• **Records from a collection of figures**
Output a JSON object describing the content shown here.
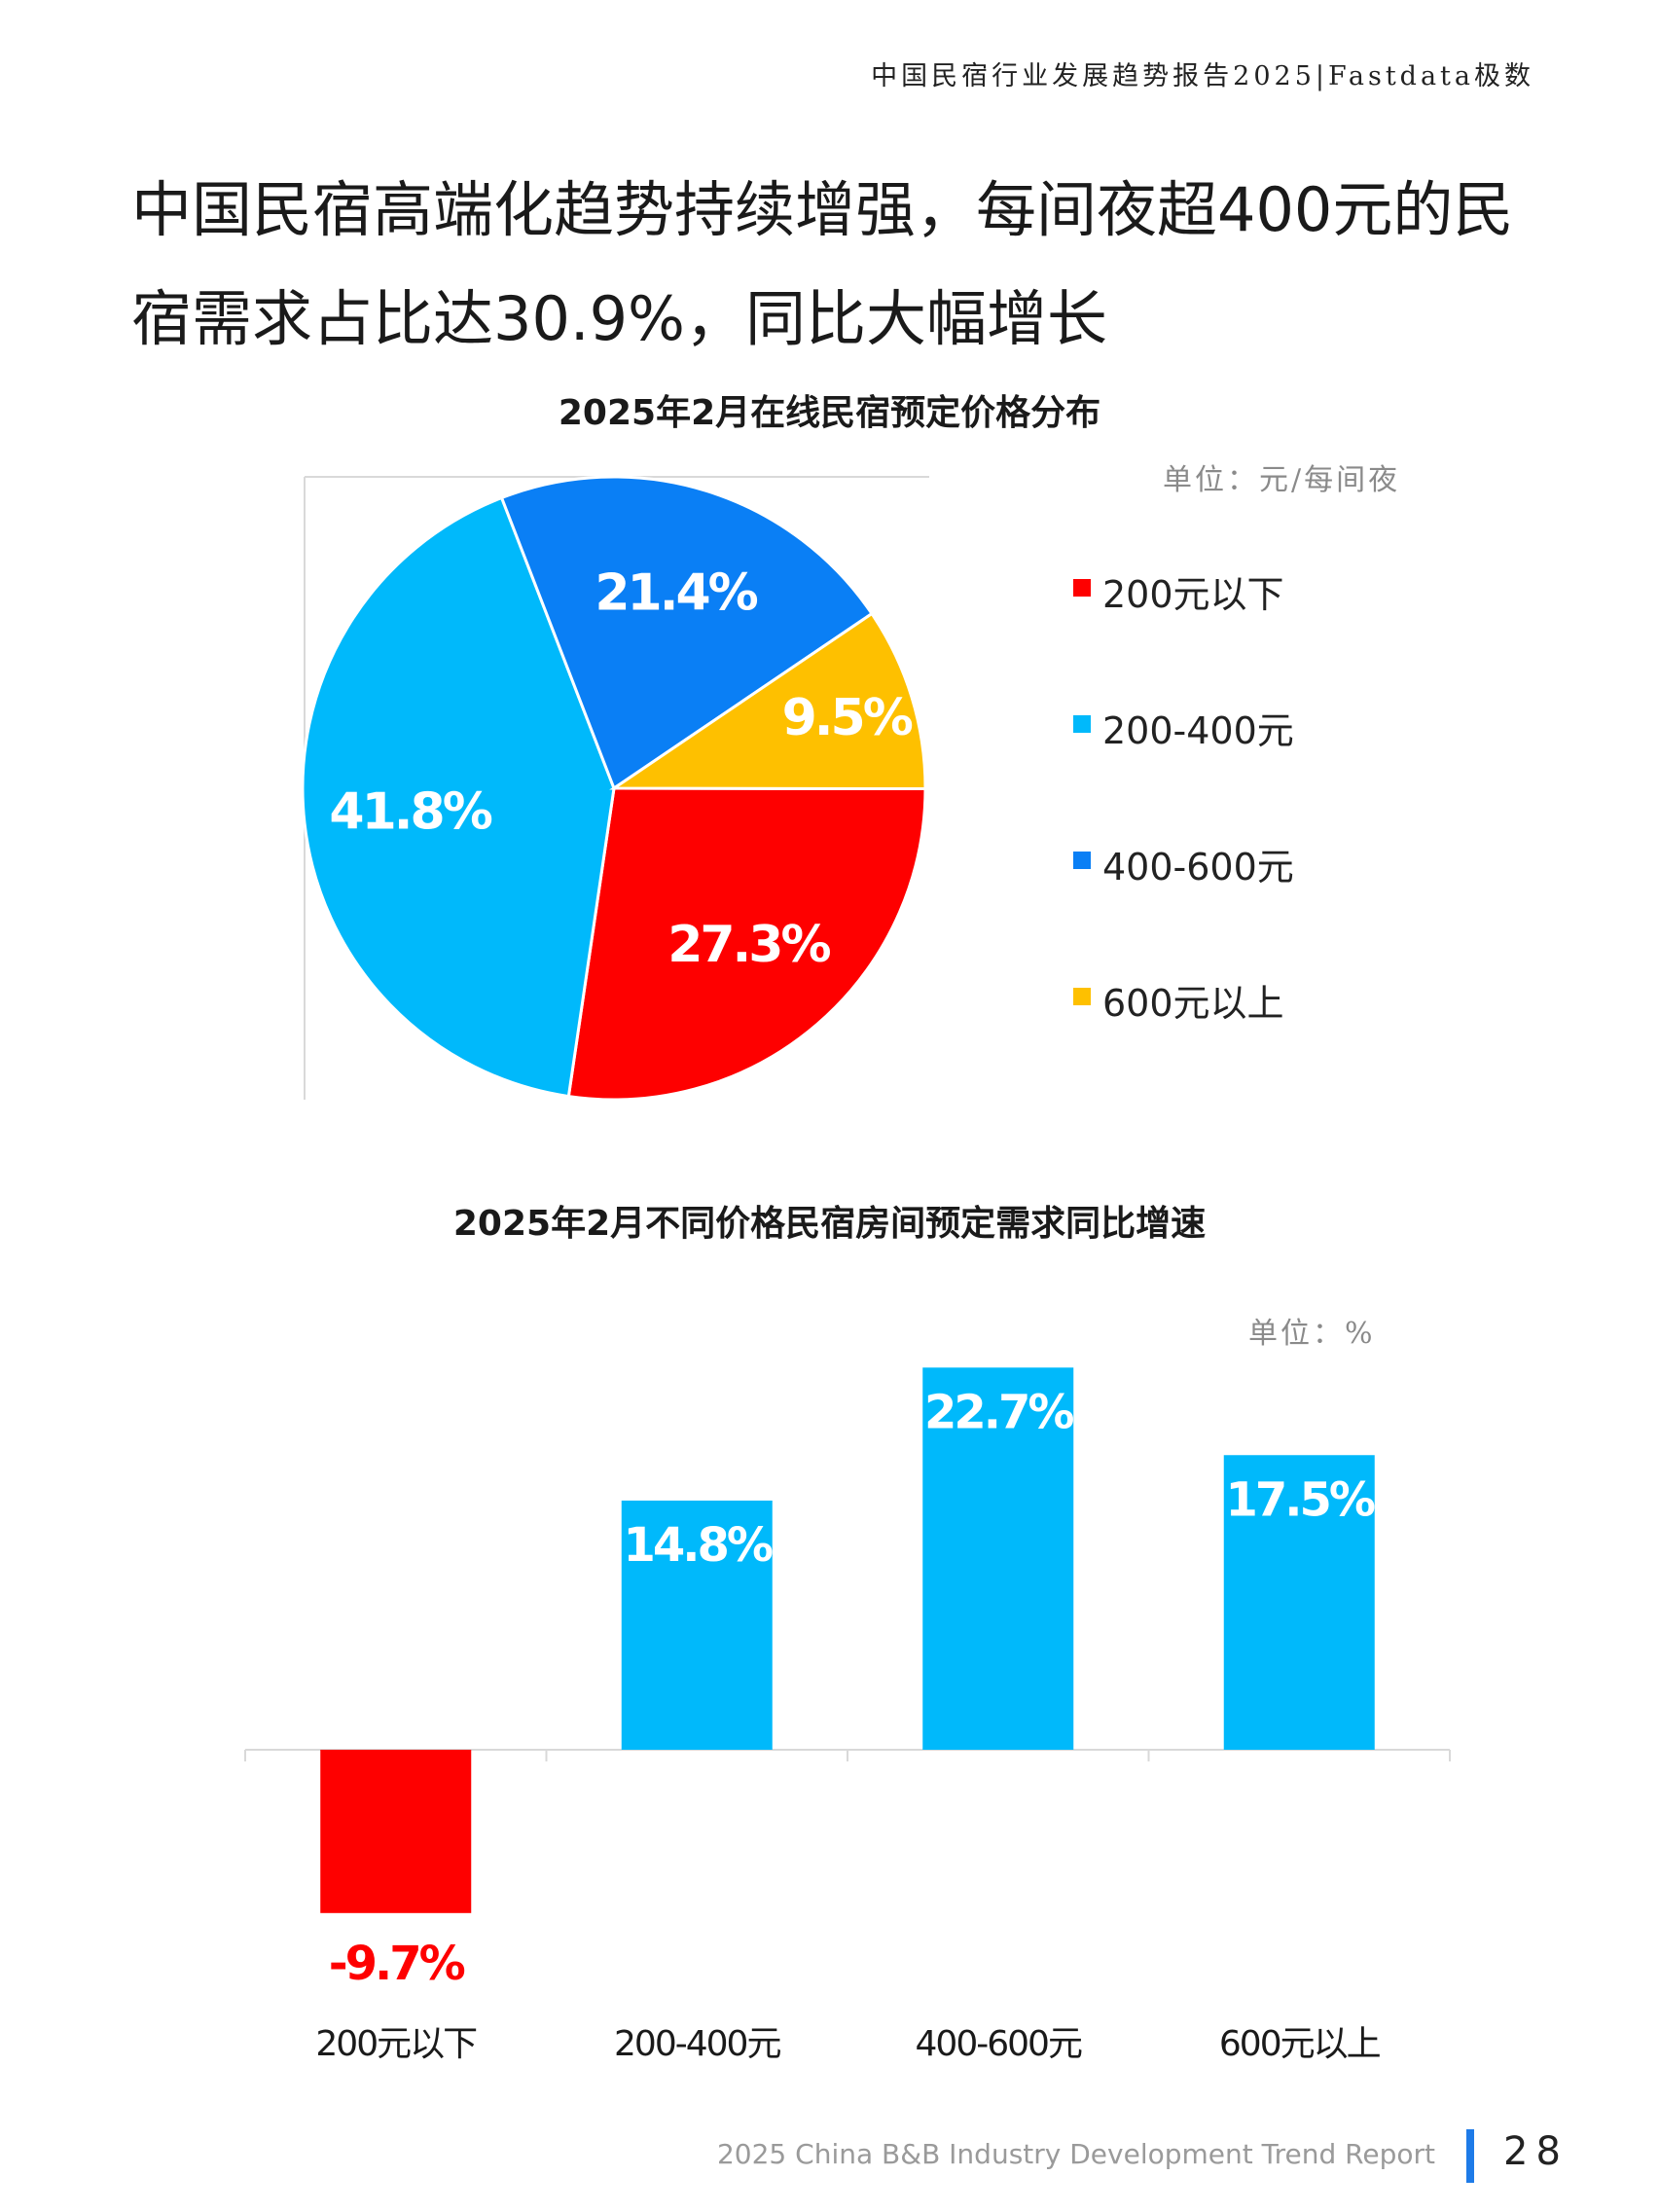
{
  "header": {
    "running_title": "中国民宿行业发展趋势报告2025|Fastdata极数"
  },
  "headline": "中国民宿高端化趋势持续增强，每间夜超400元的民宿需求占比达30.9%，同比大幅增长",
  "chart_data": [
    {
      "type": "pie",
      "title": "2025年2月在线民宿预定价格分布",
      "unit": "单位：元/每间夜",
      "slices": [
        {
          "label": "200元以下",
          "value": 27.3,
          "value_label": "27.3%",
          "color": "#fe0000"
        },
        {
          "label": "200-400元",
          "value": 41.8,
          "value_label": "41.8%",
          "color": "#00b9fb"
        },
        {
          "label": "400-600元",
          "value": 21.4,
          "value_label": "21.4%",
          "color": "#0a7ff5"
        },
        {
          "label": "600元以上",
          "value": 9.5,
          "value_label": "9.5%",
          "color": "#fec000"
        }
      ],
      "legend_position": "right"
    },
    {
      "type": "bar",
      "title": "2025年2月不同价格民宿房间预定需求同比增速",
      "unit": "单位：%",
      "categories": [
        "200元以下",
        "200-400元",
        "400-600元",
        "600元以上"
      ],
      "values": [
        -9.7,
        14.8,
        22.7,
        17.5
      ],
      "value_labels": [
        "-9.7%",
        "14.8%",
        "22.7%",
        "17.5%"
      ],
      "colors": [
        "#fe0000",
        "#00b9fb",
        "#00b9fb",
        "#00b9fb"
      ],
      "ylim": [
        -12,
        28
      ]
    }
  ],
  "footer": {
    "report_name": "2025 China B&B Industry Development Trend Report",
    "page_number": "28",
    "accent_color": "#1e7be8"
  }
}
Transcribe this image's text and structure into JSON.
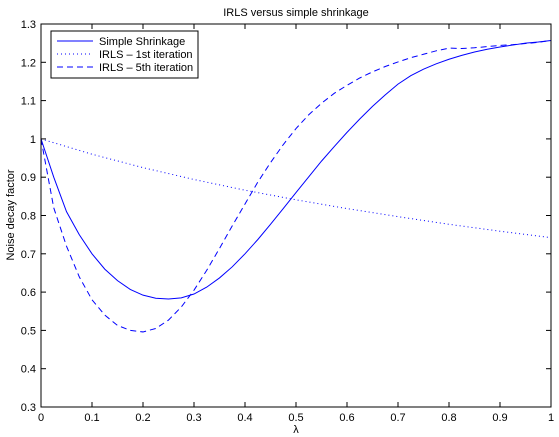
{
  "chart_data": {
    "type": "line",
    "title": "IRLS versus simple shrinkage",
    "xlabel": "λ",
    "ylabel": "Noise decay factor",
    "xlim": [
      0,
      1
    ],
    "ylim": [
      0.3,
      1.3
    ],
    "xticks": [
      "0",
      "0.1",
      "0.2",
      "0.3",
      "0.4",
      "0.5",
      "0.6",
      "0.7",
      "0.8",
      "0.9",
      "1"
    ],
    "yticks": [
      "0.3",
      "0.4",
      "0.5",
      "0.6",
      "0.7",
      "0.8",
      "0.9",
      "1",
      "1.1",
      "1.2",
      "1.3"
    ],
    "grid": false,
    "legend_position": "top-left",
    "series": [
      {
        "name": "Simple Shrinkage",
        "color": "#0000ff",
        "style": "solid",
        "x": [
          0,
          0.025,
          0.05,
          0.075,
          0.1,
          0.125,
          0.15,
          0.175,
          0.2,
          0.225,
          0.25,
          0.275,
          0.3,
          0.325,
          0.35,
          0.375,
          0.4,
          0.425,
          0.45,
          0.475,
          0.5,
          0.525,
          0.55,
          0.575,
          0.6,
          0.625,
          0.65,
          0.675,
          0.7,
          0.725,
          0.75,
          0.775,
          0.8,
          0.825,
          0.85,
          0.875,
          0.9,
          0.925,
          0.95,
          0.975,
          1.0
        ],
        "values": [
          1.0,
          0.9,
          0.81,
          0.75,
          0.7,
          0.66,
          0.63,
          0.607,
          0.592,
          0.584,
          0.582,
          0.585,
          0.595,
          0.613,
          0.637,
          0.666,
          0.7,
          0.737,
          0.777,
          0.818,
          0.86,
          0.901,
          0.942,
          0.98,
          1.017,
          1.052,
          1.085,
          1.115,
          1.143,
          1.165,
          1.182,
          1.196,
          1.208,
          1.218,
          1.227,
          1.234,
          1.24,
          1.245,
          1.25,
          1.253,
          1.257
        ]
      },
      {
        "name": "IRLS – 1st iteration",
        "color": "#0000ff",
        "style": "dotted",
        "x": [
          0,
          0.1,
          0.2,
          0.3,
          0.4,
          0.5,
          0.6,
          0.7,
          0.8,
          0.9,
          1.0
        ],
        "values": [
          1.0,
          0.96,
          0.925,
          0.894,
          0.866,
          0.841,
          0.818,
          0.797,
          0.777,
          0.759,
          0.742
        ]
      },
      {
        "name": "IRLS – 5th iteration",
        "color": "#0000ff",
        "style": "dashed",
        "x": [
          0,
          0.025,
          0.05,
          0.075,
          0.1,
          0.125,
          0.15,
          0.175,
          0.2,
          0.225,
          0.25,
          0.275,
          0.3,
          0.325,
          0.35,
          0.375,
          0.4,
          0.425,
          0.45,
          0.475,
          0.5,
          0.525,
          0.55,
          0.575,
          0.6,
          0.625,
          0.65,
          0.675,
          0.7,
          0.725,
          0.75,
          0.775,
          0.8,
          0.825,
          0.85,
          0.875,
          0.9,
          0.925,
          0.95,
          0.975,
          1.0
        ],
        "values": [
          1.0,
          0.82,
          0.72,
          0.64,
          0.58,
          0.54,
          0.513,
          0.5,
          0.496,
          0.505,
          0.527,
          0.561,
          0.605,
          0.657,
          0.714,
          0.773,
          0.83,
          0.887,
          0.938,
          0.985,
          1.027,
          1.063,
          1.093,
          1.119,
          1.14,
          1.159,
          1.175,
          1.189,
          1.201,
          1.212,
          1.221,
          1.23,
          1.237,
          1.236,
          1.238,
          1.241,
          1.244,
          1.246,
          1.249,
          1.252,
          1.257
        ]
      }
    ]
  }
}
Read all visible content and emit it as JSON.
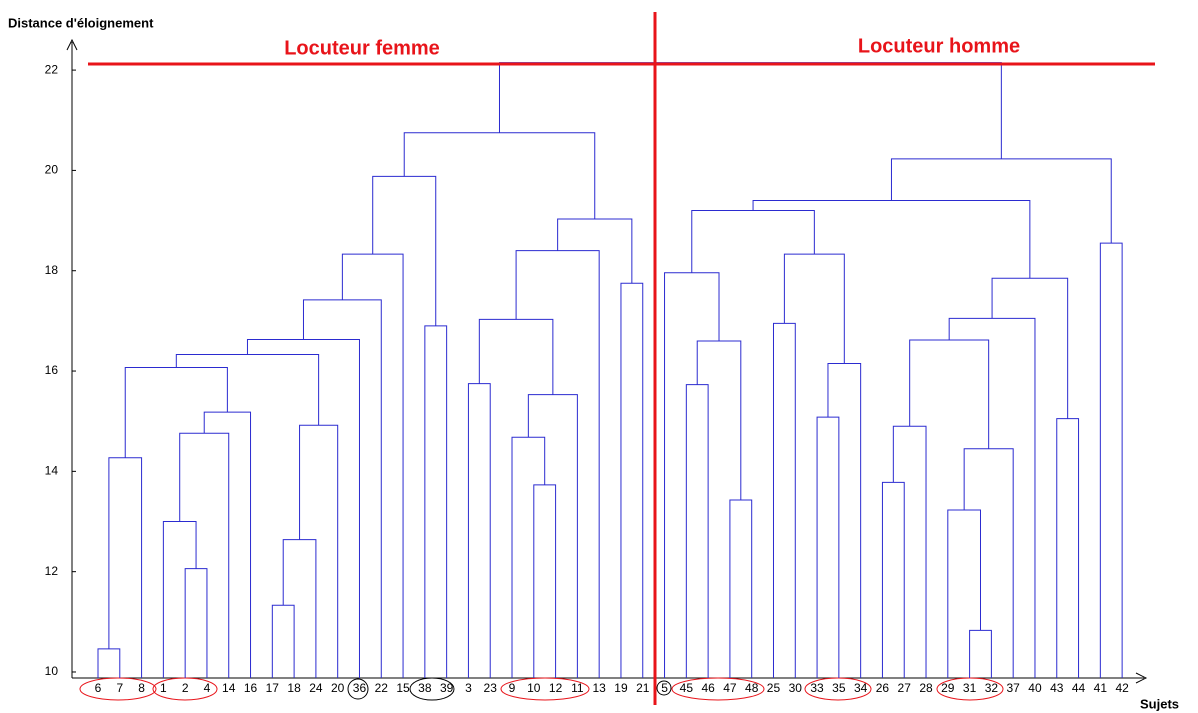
{
  "chart_data": {
    "type": "dendrogram",
    "y_label": "Distance d'éloignement",
    "x_label": "Sujets",
    "annotations": [
      "Locuteur femme",
      "Locuteur homme"
    ],
    "color": "#2b2bd0",
    "annotation_color": "#e8141a",
    "ylim": [
      9.88,
      22.6
    ],
    "yticks": [
      10,
      12,
      14,
      16,
      18,
      20,
      22
    ],
    "tree": {
      "height": 22.15,
      "children": [
        {
          "height": 20.75,
          "children": [
            {
              "height": 19.88,
              "children": [
                {
                  "height": 18.33,
                  "children": [
                    {
                      "height": 17.42,
                      "children": [
                        {
                          "height": 16.63,
                          "children": [
                            {
                              "height": 16.33,
                              "children": [
                                {
                                  "height": 16.07,
                                  "children": [
                                    {
                                      "height": 14.27,
                                      "children": [
                                        {
                                          "height": 10.46,
                                          "children": [
                                            "6",
                                            "7"
                                          ]
                                        },
                                        "8"
                                      ]
                                    },
                                    {
                                      "height": 15.18,
                                      "children": [
                                        {
                                          "height": 14.76,
                                          "children": [
                                            {
                                              "height": 13.0,
                                              "children": [
                                                "1",
                                                {
                                                  "height": 12.06,
                                                  "children": [
                                                    "2",
                                                    "4"
                                                  ]
                                                }
                                              ]
                                            },
                                            "14"
                                          ]
                                        },
                                        "16"
                                      ]
                                    }
                                  ]
                                },
                                {
                                  "height": 14.92,
                                  "children": [
                                    {
                                      "height": 12.64,
                                      "children": [
                                        {
                                          "height": 11.33,
                                          "children": [
                                            "17",
                                            "18"
                                          ]
                                        },
                                        "24"
                                      ]
                                    },
                                    "20"
                                  ]
                                }
                              ]
                            },
                            "36"
                          ]
                        },
                        "22"
                      ]
                    },
                    "15"
                  ]
                },
                {
                  "height": 16.9,
                  "children": [
                    "38",
                    "39"
                  ]
                }
              ]
            },
            {
              "height": 19.03,
              "children": [
                {
                  "height": 18.4,
                  "children": [
                    {
                      "height": 17.03,
                      "children": [
                        {
                          "height": 15.75,
                          "children": [
                            "3",
                            "23"
                          ]
                        },
                        {
                          "height": 15.53,
                          "children": [
                            {
                              "height": 14.68,
                              "children": [
                                "9",
                                {
                                  "height": 13.73,
                                  "children": [
                                    "10",
                                    "12"
                                  ]
                                }
                              ]
                            },
                            "11"
                          ]
                        }
                      ]
                    },
                    "13"
                  ]
                },
                {
                  "height": 17.75,
                  "children": [
                    "19",
                    "21"
                  ]
                }
              ]
            }
          ]
        },
        {
          "height": 20.23,
          "children": [
            {
              "height": 19.4,
              "children": [
                {
                  "height": 19.2,
                  "children": [
                    {
                      "height": 17.96,
                      "children": [
                        "5",
                        {
                          "height": 16.6,
                          "children": [
                            {
                              "height": 15.73,
                              "children": [
                                "45",
                                "46"
                              ]
                            },
                            {
                              "height": 13.43,
                              "children": [
                                "47",
                                "48"
                              ]
                            }
                          ]
                        }
                      ]
                    },
                    {
                      "height": 18.33,
                      "children": [
                        {
                          "height": 16.95,
                          "children": [
                            "25",
                            "30"
                          ]
                        },
                        {
                          "height": 16.15,
                          "children": [
                            {
                              "height": 15.08,
                              "children": [
                                "33",
                                "35"
                              ]
                            },
                            "34"
                          ]
                        }
                      ]
                    }
                  ]
                },
                {
                  "height": 17.85,
                  "children": [
                    {
                      "height": 17.05,
                      "children": [
                        {
                          "height": 16.62,
                          "children": [
                            {
                              "height": 14.9,
                              "children": [
                                {
                                  "height": 13.78,
                                  "children": [
                                    "26",
                                    "27"
                                  ]
                                },
                                "28"
                              ]
                            },
                            {
                              "height": 14.45,
                              "children": [
                                {
                                  "height": 13.23,
                                  "children": [
                                    "29",
                                    {
                                      "height": 10.83,
                                      "children": [
                                        "31",
                                        "32"
                                      ]
                                    }
                                  ]
                                },
                                "37"
                              ]
                            }
                          ]
                        },
                        "40"
                      ]
                    },
                    {
                      "height": 15.05,
                      "children": [
                        "43",
                        "44"
                      ]
                    }
                  ]
                }
              ]
            },
            {
              "height": 18.55,
              "children": [
                "41",
                "42"
              ]
            }
          ]
        }
      ]
    }
  }
}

• **TASK TO CARRY OUT**
In the entries above, identify every line with the word "content". Copy those lines.

• **OUTPUT FOR THIS EXERCISE**
Output a JSON object describing the content shown here.
Read all visible content and emit it as JSON.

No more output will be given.